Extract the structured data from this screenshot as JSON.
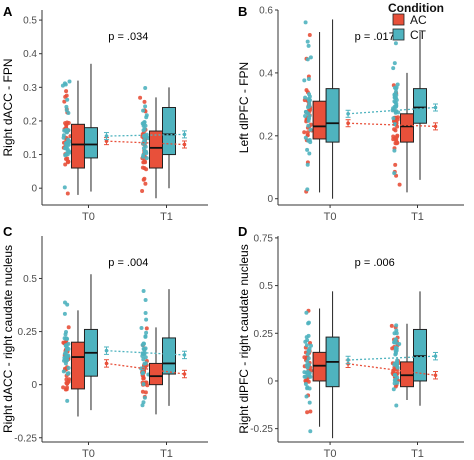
{
  "legend": {
    "title": "Condition",
    "items": [
      {
        "label": "AC",
        "color": "#e8503a"
      },
      {
        "label": "CT",
        "color": "#4fb3bf"
      }
    ]
  },
  "chart_data": [
    {
      "type": "box",
      "panel_letter": "A",
      "ylabel": "Right dACC - FPN",
      "p_label": "p = .034",
      "categories": [
        "T0",
        "T1"
      ],
      "yticks": [
        0.0,
        0.1,
        0.2,
        0.3,
        0.4,
        0.5
      ],
      "ylim": [
        -0.05,
        0.53
      ],
      "series": [
        {
          "name": "AC",
          "boxes": [
            {
              "whisker_low": -0.02,
              "q1": 0.06,
              "median": 0.13,
              "q3": 0.19,
              "whisker_high": 0.32
            },
            {
              "whisker_low": -0.03,
              "q1": 0.06,
              "median": 0.12,
              "q3": 0.17,
              "whisker_high": 0.27
            }
          ],
          "means": [
            0.14,
            0.13
          ]
        },
        {
          "name": "CT",
          "boxes": [
            {
              "whisker_low": -0.01,
              "q1": 0.09,
              "median": 0.13,
              "q3": 0.18,
              "whisker_high": 0.37
            },
            {
              "whisker_low": 0.0,
              "q1": 0.1,
              "median": 0.16,
              "q3": 0.24,
              "whisker_high": 0.3
            }
          ],
          "means": [
            0.155,
            0.16
          ]
        }
      ]
    },
    {
      "type": "box",
      "panel_letter": "B",
      "ylabel": "Left dlPFC - FPN",
      "p_label": "p = .017",
      "categories": [
        "T0",
        "T1"
      ],
      "yticks": [
        0.0,
        0.2,
        0.4,
        0.6
      ],
      "ylim": [
        -0.02,
        0.6
      ],
      "series": [
        {
          "name": "AC",
          "boxes": [
            {
              "whisker_low": 0.02,
              "q1": 0.19,
              "median": 0.23,
              "q3": 0.31,
              "whisker_high": 0.53
            },
            {
              "whisker_low": 0.02,
              "q1": 0.18,
              "median": 0.23,
              "q3": 0.27,
              "whisker_high": 0.4
            }
          ],
          "means": [
            0.24,
            0.23
          ]
        },
        {
          "name": "CT",
          "boxes": [
            {
              "whisker_low": 0.0,
              "q1": 0.18,
              "median": 0.24,
              "q3": 0.35,
              "whisker_high": 0.57
            },
            {
              "whisker_low": 0.06,
              "q1": 0.24,
              "median": 0.29,
              "q3": 0.35,
              "whisker_high": 0.53
            }
          ],
          "means": [
            0.27,
            0.29
          ]
        }
      ]
    },
    {
      "type": "box",
      "panel_letter": "C",
      "ylabel": "Right dACC - right caudate nucleus",
      "p_label": "p = .004",
      "categories": [
        "T0",
        "T1"
      ],
      "yticks": [
        -0.25,
        0.0,
        0.25,
        0.5
      ],
      "ylim": [
        -0.27,
        0.7
      ],
      "series": [
        {
          "name": "AC",
          "boxes": [
            {
              "whisker_low": -0.15,
              "q1": -0.02,
              "median": 0.13,
              "q3": 0.2,
              "whisker_high": 0.35
            },
            {
              "whisker_low": -0.14,
              "q1": 0.0,
              "median": 0.04,
              "q3": 0.1,
              "whisker_high": 0.27
            }
          ],
          "means": [
            0.1,
            0.05
          ]
        },
        {
          "name": "CT",
          "boxes": [
            {
              "whisker_low": -0.12,
              "q1": 0.04,
              "median": 0.15,
              "q3": 0.26,
              "whisker_high": 0.52
            },
            {
              "whisker_low": -0.1,
              "q1": 0.05,
              "median": 0.1,
              "q3": 0.22,
              "whisker_high": 0.45
            }
          ],
          "means": [
            0.16,
            0.14
          ]
        }
      ]
    },
    {
      "type": "box",
      "panel_letter": "D",
      "ylabel": "Right dlPFC - right caudate nucleus",
      "p_label": "p = .006",
      "categories": [
        "T0",
        "T1"
      ],
      "yticks": [
        -0.25,
        0.0,
        0.25,
        0.5,
        0.75
      ],
      "ylim": [
        -0.32,
        0.76
      ],
      "series": [
        {
          "name": "AC",
          "boxes": [
            {
              "whisker_low": -0.24,
              "q1": 0.0,
              "median": 0.08,
              "q3": 0.15,
              "whisker_high": 0.38
            },
            {
              "whisker_low": -0.1,
              "q1": -0.03,
              "median": 0.03,
              "q3": 0.1,
              "whisker_high": 0.3
            }
          ],
          "means": [
            0.09,
            0.03
          ]
        },
        {
          "name": "CT",
          "boxes": [
            {
              "whisker_low": -0.3,
              "q1": -0.03,
              "median": 0.1,
              "q3": 0.23,
              "whisker_high": 0.47
            },
            {
              "whisker_low": -0.13,
              "q1": 0.0,
              "median": 0.13,
              "q3": 0.27,
              "whisker_high": 0.47
            }
          ],
          "means": [
            0.11,
            0.13
          ]
        }
      ]
    }
  ]
}
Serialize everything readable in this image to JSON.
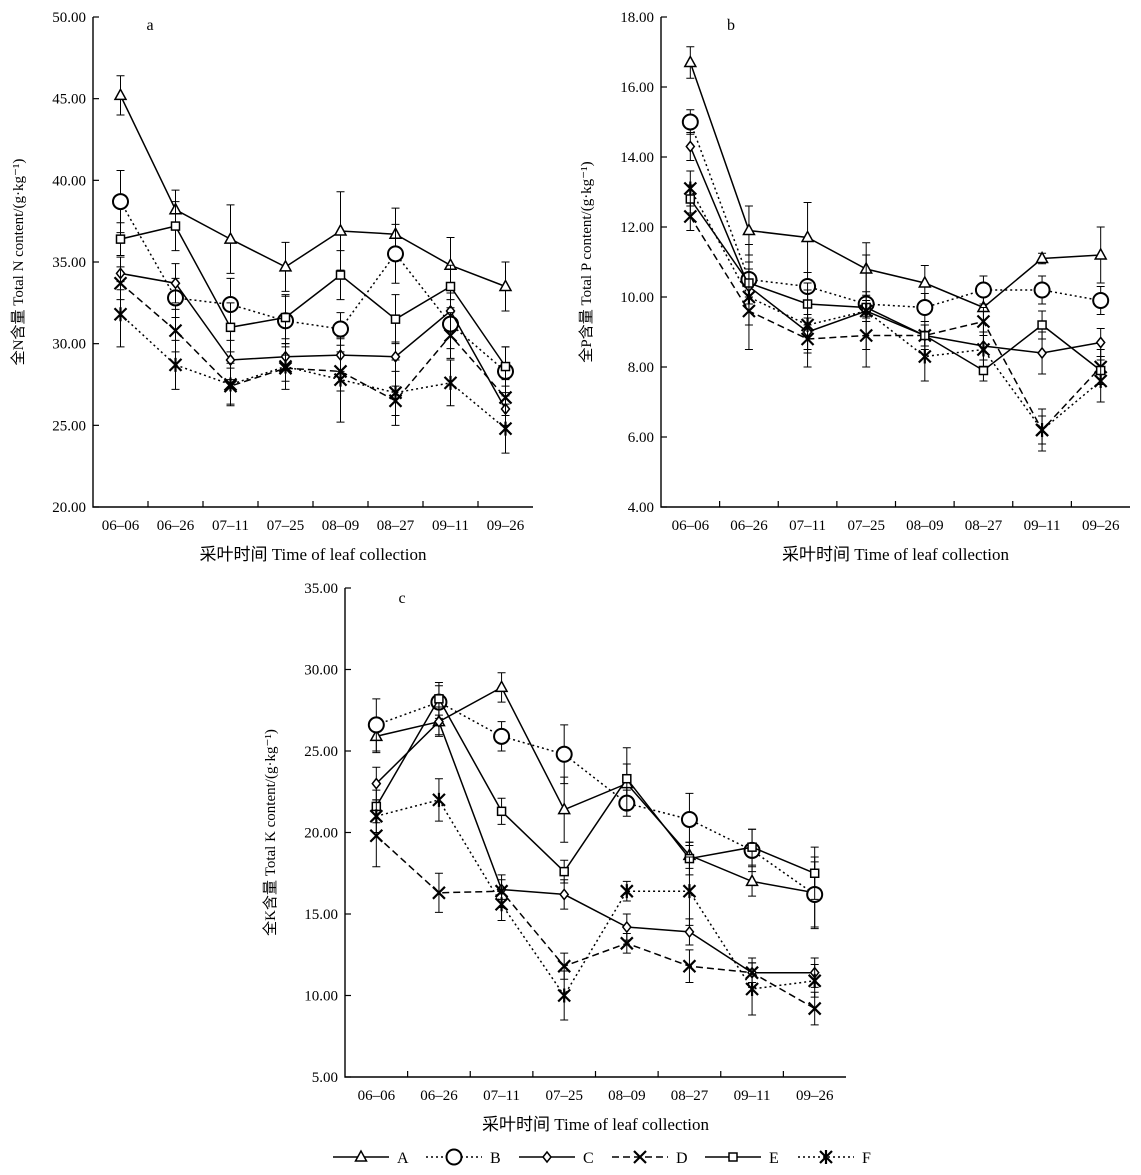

· · ·

Pull out every line of the entries that includes the word "caudate".

_Answer in full_
      "ylabel": "Right dACC - right caudate nucleus",
      "ylabel": "Right dlPFC - right caudate nucleus",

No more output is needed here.